Texto de lectura =>

Cuando se transformó en el Conde Drácula eternizó para siempre al vampiro mayor como un hombre atractivo, elegante, de maneras gentiles y ojos de mirada poderosa que parecen nunca parpadear. Aquel cuya mano derecha agita lentamente sus falanges para iniciar un hipnotismo. El noble que la tradición mandaba. Un Rodolfo Valentino que bebe sangre desde que observa a su presa. La imagen monstruosa del Nosferatu de Murnau que encarnó el alemán Max Schreck quedó de lado. Drácula era ahora un dandy. Sediento de sangre como el otro, pero sin mostrar ni colmillos ni una sola gota del líquido al que, en determinado momento de la película, define como “Vida”. Otros extraordinarios actores, como Christopher Lee, Frank Langella, Jack Palance, Klaus Kinsky o Gary Oldman, han bebido, literalmente, su legado.
Almas perdidas
Un dato curioso de la producción de Drácula es que los mismos escenarios y vestuario de la versión cinematográfica de Browning serían usados por el director George Melford para rodar una versión exactamente igual, pero en castellano y con otro staff, dirigida al público español y latinoamericano. Browning grababa en la mañana y Melford aprovechaba, como su protagonista, las sombras que habitan la madrugada. Cuando Lugosi dormía, era el cordobés Carlos Villarías quien se ponía la capa. Cuando el sol salía, él y todo el crew hispano se refugiaban en la oscuridad. Curiosidad adicional: Lupita Tovar -coestrella de la versión latina que desafió a la muerte hasta los 106 años- se convirtió más tarde en abuela de Chris Weitz, director de Luna Nueva (2009), parte de la saga Crepúsculo. Vampiros adolescentes contra el recuerdo del vampiro pionero.
Tras solo 7 semanas de rodaje, dispersas entre setiembre de 1930 y enero del 31 –días en los que Lugosi confesó “entrar en trance” al interpretar su papel-, la película producida por Universal estuvo terminada y, con ella, se dio inicio al cine de terror como el género que conocemos hoy. Tod Browning, su director, tuvo aun buenos momentos en su filmografía, pero su carrera se vería afectada por Freaks (1932), historia del trágico triángulo amoroso entre un enano, una acróbata y el forzudo de un circo, que mostraban como personajes secundarios a muchas personas con malformaciones reales. Aún hoy es una perturbadora obra maestra del terror, pero en su momento no fue comprendida. Antes del final de la década, la carrera de Browning estaba terminada. Por su parte, Dwight Frye, quien interpreta con maestría al delirante Reinfeld, partió con apenas 44 años, en 1943, truncando la que alguna vez fue una prometedora carrera.

Tarea asignada a =>
En los registros, sustituya "column-header" por "column-title" en las líneas que comienzan en la que contiene "608, 937, 633]" y terminan en la que contiene "set-include-line [58, 249, 948, 264]", sin modificar nada más, y entregue únicamente esas líneas.
El texto y los registros proceden de fuentes distintas.

Material =>
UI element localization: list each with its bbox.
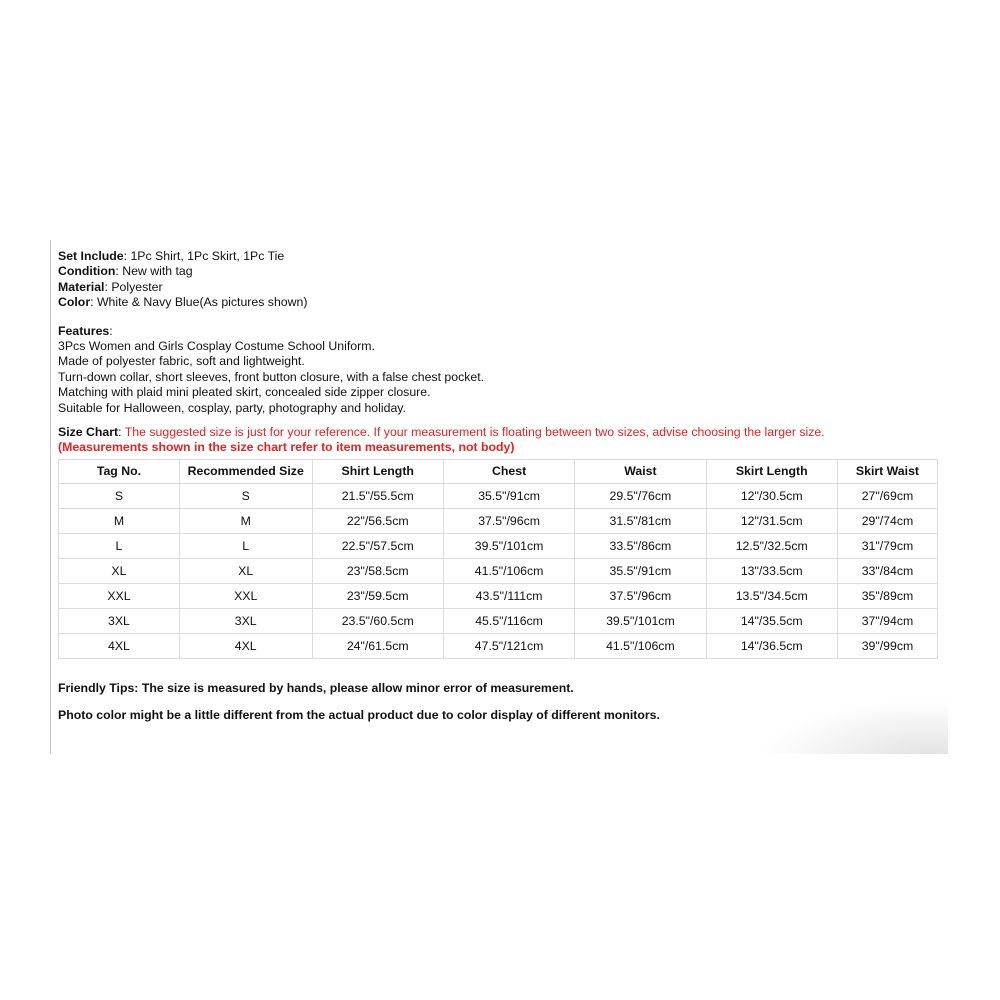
table-cell: 37"/94cm [837, 608, 937, 633]
feature-item: 3Pcs Women and Girls Cosplay Costume School Uniform. [58, 339, 375, 354]
table-cell: S [59, 483, 180, 508]
table-cell: 27"/69cm [837, 483, 937, 508]
column-header: Skirt Waist [837, 459, 937, 483]
table-cell: 3XL [59, 608, 180, 633]
table-cell: 4XL [59, 633, 180, 658]
table-cell: 29.5"/76cm [575, 483, 706, 508]
table-cell: 12.5"/32.5cm [706, 533, 837, 558]
size-chart-note-2: (Measurements shown in the size chart refer to item measurements, not body) [58, 440, 515, 455]
table-cell: L [179, 533, 312, 558]
table-cell: S [179, 483, 312, 508]
features-heading: Features [58, 323, 110, 338]
feature-item: Suitable for Halloween, cosplay, party, photography and holiday. [58, 400, 406, 415]
table-cell: 41.5"/106cm [575, 633, 706, 658]
table-cell: 23.5"/60.5cm [312, 608, 443, 633]
column-header: Recommended Size [179, 459, 312, 483]
table-cell: 14"/36.5cm [706, 633, 837, 658]
set-include-line [58, 249, 948, 264]
color-value: : White & Navy Blue(As pictures shown) [90, 295, 308, 310]
table-cell: 39"/99cm [837, 633, 937, 658]
table-cell: 35.5"/91cm [575, 558, 706, 583]
column-header: Tag No. [59, 459, 180, 483]
color-label: Color [58, 295, 91, 310]
table-cell: 41.5"/106cm [443, 558, 574, 583]
table-row [59, 533, 938, 558]
condition-label: Condition [58, 264, 116, 279]
table-cell: 21.5"/55.5cm [312, 483, 443, 508]
table-cell: L [59, 533, 180, 558]
size-chart-table [58, 459, 938, 659]
table-row [59, 508, 938, 533]
table-cell: 23"/59.5cm [312, 583, 443, 608]
table-cell: 37.5"/96cm [443, 508, 574, 533]
table-cell: 39.5"/101cm [443, 533, 574, 558]
table-row [59, 583, 938, 608]
table-cell: 37.5"/96cm [575, 583, 706, 608]
table-header-row [59, 459, 938, 483]
feature-item: Made of polyester fabric, soft and lightweight. [58, 354, 305, 369]
size-chart-colon: : [118, 425, 125, 440]
table-cell: XL [179, 558, 312, 583]
features-heading-line [58, 324, 948, 339]
material-line [58, 280, 948, 295]
table-cell: 47.5"/121cm [443, 633, 574, 658]
feature-item: Turn-down collar, short sleeves, front button closure, with a false chest pocket. [58, 369, 485, 384]
table-row [59, 633, 938, 658]
table-cell: 31"/79cm [837, 533, 937, 558]
features-heading-colon: : [109, 323, 113, 338]
table-cell: 22"/56.5cm [312, 508, 443, 533]
table-cell: 35"/89cm [837, 583, 937, 608]
color-disclaimer: Photo color might be a little different from the actual product due to color display of different monitors. [58, 707, 660, 722]
table-cell: 4XL [179, 633, 312, 658]
size-chart-label: Size Chart [58, 425, 119, 440]
table-cell: 13"/33.5cm [706, 558, 837, 583]
table-row [59, 608, 938, 633]
table-cell: 33"/84cm [837, 558, 937, 583]
table-cell: 22.5"/57.5cm [312, 533, 443, 558]
column-header: Waist [575, 459, 706, 483]
friendly-tips: Friendly Tips: The size is measured by hands, please allow minor error of measurement. [58, 680, 574, 695]
spacer [58, 311, 948, 324]
table-cell: 3XL [179, 608, 312, 633]
column-header: Skirt Length [706, 459, 837, 483]
table-cell: M [59, 508, 180, 533]
material-label: Material [58, 279, 105, 294]
table-cell: XL [59, 558, 180, 583]
table-cell: 12"/30.5cm [706, 483, 837, 508]
table-cell: XXL [59, 583, 180, 608]
table-cell: 33.5"/86cm [575, 533, 706, 558]
table-cell: 29"/74cm [837, 508, 937, 533]
table-cell: 13.5"/34.5cm [706, 583, 837, 608]
product-description [50, 240, 948, 754]
set-include-value: : 1Pc Shirt, 1Pc Skirt, 1Pc Tie [123, 249, 285, 263]
color-line [58, 295, 948, 310]
table-cell: 35.5"/91cm [443, 483, 574, 508]
table-row [59, 558, 938, 583]
table-cell: 12"/31.5cm [706, 508, 837, 533]
condition-value: : New with tag [115, 264, 193, 279]
feature-item: Matching with plaid mini pleated skirt, concealed side zipper closure. [58, 385, 431, 400]
table-cell: 39.5"/101cm [575, 608, 706, 633]
table-cell: 23"/58.5cm [312, 558, 443, 583]
table-cell: 45.5"/116cm [443, 608, 574, 633]
table-cell: XXL [179, 583, 312, 608]
size-chart-note: The suggested size is just for your reference. If your measurement is floating between two sizes, advise choosing the larger size. [124, 425, 825, 440]
material-value: : Polyester [104, 279, 163, 294]
table-cell: 14"/35.5cm [706, 608, 837, 633]
set-include-label: Set Include [58, 249, 124, 263]
size-chart-note-line [58, 425, 948, 440]
table-cell: 24"/61.5cm [312, 633, 443, 658]
table-cell: 43.5"/111cm [443, 583, 574, 608]
table-cell: M [179, 508, 312, 533]
table-row [59, 483, 938, 508]
column-header: Chest [443, 459, 574, 483]
table-cell: 31.5"/81cm [575, 508, 706, 533]
column-header: Shirt Length [312, 459, 443, 483]
condition-line [58, 264, 948, 279]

Tarea asignada b =>
Reproduzca literalmente el pasaje del texto sobre Drácula que comienza en "Almas perdidas" y termina en "del vampiro pionero.".

Solución a =>
table-cell: 37"/94cm [837, 608, 937, 633]
feature-item: 3Pcs Women and Girls Cosplay Costume School Uniform. [58, 339, 375, 354]
table-cell: S [59, 483, 180, 508]
table-cell: 27"/69cm [837, 483, 937, 508]
column-title: Skirt Waist [837, 459, 937, 483]
table-cell: 3XL [59, 608, 180, 633]
table-cell: 4XL [59, 633, 180, 658]
table-cell: 29.5"/76cm [575, 483, 706, 508]
table-cell: 12.5"/32.5cm [706, 533, 837, 558]
size-chart-note-2: (Measurements shown in the size chart refer to item measurements, not body) [58, 440, 515, 455]
table-cell: L [179, 533, 312, 558]
table-cell: S [179, 483, 312, 508]
features-heading: Features [58, 323, 110, 338]
feature-item: Suitable for Halloween, cosplay, party, photography and holiday. [58, 400, 406, 415]
table-cell: 41.5"/106cm [575, 633, 706, 658]
table-cell: 23.5"/60.5cm [312, 608, 443, 633]
column-title: Recommended Size [179, 459, 312, 483]
table-cell: 14"/36.5cm [706, 633, 837, 658]
set-include-line [58, 249, 948, 264]

Solución b =>
Almas perdidas
Un dato curioso de la producción de Drácula es que los mismos escenarios y vestuario de la versión cinematográfica de Browning serían usados por el director George Melford para rodar una versión exactamente igual, pero en castellano y con otro staff, dirigida al público español y latinoamericano. Browning grababa en la mañana y Melford aprovechaba, como su protagonista, las sombras que habitan la madrugada. Cuando Lugosi dormía, era el cordobés Carlos Villarías quien se ponía la capa. Cuando el sol salía, él y todo el crew hispano se refugiaban en la oscuridad. Curiosidad adicional: Lupita Tovar -coestrella de la versión latina que desafió a la muerte hasta los 106 años- se convirtió más tarde en abuela de Chris Weitz, director de Luna Nueva (2009), parte de la saga Crepúsculo. Vampiros adolescentes contra el recuerdo del vampiro pionero.